◆ **Enunciado 1**
Responda com base no trecho:
(a) Quem descobriu a escoliose?
(b) Em que seção da Travessa o livro foi encontrado?
(c) No livro, de que jeito o paciente começa a nadar?

Foi uma professora de dança que descobriu:
escoliose. Havia uma escápula muito mais pontuda que a outra, um lado das
costas mais alto. Uma perna era mais en dehors que a outra, um braço girava
mais pra trás que o outro. Minha sequência de piqués era melhor pra um lado do
que pro outro. Observando bem, meu olho direito é mais escuro que o esquerdo, e
tenho mais cabelos brancos de um lado da cabeça, além de mais pintas e sardas
numa das bochechas que na outra. O novo paradigma poderia até mesmo justificar
escolhas afetivas, gosto musical, ideologia política. Posição pra dormir,
certamente. Não demorou muito até a escoliose começar a dar problemas.
Um belo dia, a fisioterapeuta decretou, e lá fui eu. E quando,
meses atrás, decidi largar a natação, por tantos motivos mais que autoexplicativos, dei de cara, na seção de quadrinhos da Travessa, com um livro que era minha biografia. Um fisioterapeuta dá um ultimato a seu paciente, que
passa a encarar o mundo das piscinas. Desavisado, ele começa a nadar sem
óculos. Despreparado, atropela gente na água, morre de falta de ar e usa as
bordas da piscina para sobreviver.
É tudo tão lindo no livro, e tudo começava a se
enferrujar em mim. Senti
que eu estava encolhendo e percebi que, em todas as idas à praia (e foram
muitas, porque tive férias e sol), me atirava no mar com muita urgência, e que
até os banhos ficaram mais demorados. Morri de saudades da água sem nem saber
que isso era possível.

◆ **Seção de dados**

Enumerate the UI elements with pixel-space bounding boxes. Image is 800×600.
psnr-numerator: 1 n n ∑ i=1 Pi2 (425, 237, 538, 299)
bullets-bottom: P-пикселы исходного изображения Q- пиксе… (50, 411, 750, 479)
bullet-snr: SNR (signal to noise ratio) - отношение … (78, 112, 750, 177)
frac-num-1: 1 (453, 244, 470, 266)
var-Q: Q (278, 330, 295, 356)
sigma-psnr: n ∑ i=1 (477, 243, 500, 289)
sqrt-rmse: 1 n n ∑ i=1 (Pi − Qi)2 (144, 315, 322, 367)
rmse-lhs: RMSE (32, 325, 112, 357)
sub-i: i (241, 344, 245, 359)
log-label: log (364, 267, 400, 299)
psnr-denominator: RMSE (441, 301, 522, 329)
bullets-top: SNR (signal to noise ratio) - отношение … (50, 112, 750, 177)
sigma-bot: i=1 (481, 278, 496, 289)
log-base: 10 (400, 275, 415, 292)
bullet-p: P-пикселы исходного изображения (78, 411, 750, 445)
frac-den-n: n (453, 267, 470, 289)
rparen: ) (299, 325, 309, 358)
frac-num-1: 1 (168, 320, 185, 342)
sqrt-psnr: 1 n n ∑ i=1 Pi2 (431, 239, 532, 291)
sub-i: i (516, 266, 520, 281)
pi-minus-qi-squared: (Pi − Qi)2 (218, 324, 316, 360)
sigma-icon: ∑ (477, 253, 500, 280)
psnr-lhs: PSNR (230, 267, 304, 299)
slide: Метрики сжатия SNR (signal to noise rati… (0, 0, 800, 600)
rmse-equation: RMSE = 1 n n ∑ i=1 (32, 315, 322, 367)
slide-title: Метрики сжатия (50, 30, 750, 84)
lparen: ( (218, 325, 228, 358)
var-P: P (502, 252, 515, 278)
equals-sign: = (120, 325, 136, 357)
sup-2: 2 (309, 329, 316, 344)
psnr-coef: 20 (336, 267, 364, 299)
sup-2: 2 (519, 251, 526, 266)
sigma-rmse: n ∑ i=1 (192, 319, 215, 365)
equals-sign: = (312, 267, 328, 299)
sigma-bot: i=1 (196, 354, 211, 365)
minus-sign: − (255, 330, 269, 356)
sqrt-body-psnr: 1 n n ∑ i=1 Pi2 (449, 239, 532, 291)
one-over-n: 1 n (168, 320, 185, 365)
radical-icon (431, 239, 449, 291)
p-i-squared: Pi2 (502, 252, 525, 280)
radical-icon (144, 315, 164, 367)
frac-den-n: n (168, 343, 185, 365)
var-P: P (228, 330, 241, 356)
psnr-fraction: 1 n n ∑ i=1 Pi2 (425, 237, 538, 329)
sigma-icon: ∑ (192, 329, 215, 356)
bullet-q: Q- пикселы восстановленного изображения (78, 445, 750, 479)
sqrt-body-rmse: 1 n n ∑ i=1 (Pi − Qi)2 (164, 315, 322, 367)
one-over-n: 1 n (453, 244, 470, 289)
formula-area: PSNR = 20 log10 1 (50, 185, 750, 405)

◆ **Enunciado 2**
Conte as linhas das entradas que contêm a palavra "Метрики". Dê apenas o número.

◆ **Resolução 1**
(a) Uma professora de dança.
(b) Na seção de quadrinhos.
(c) Sem óculos.

◆ **Resolução 2**
2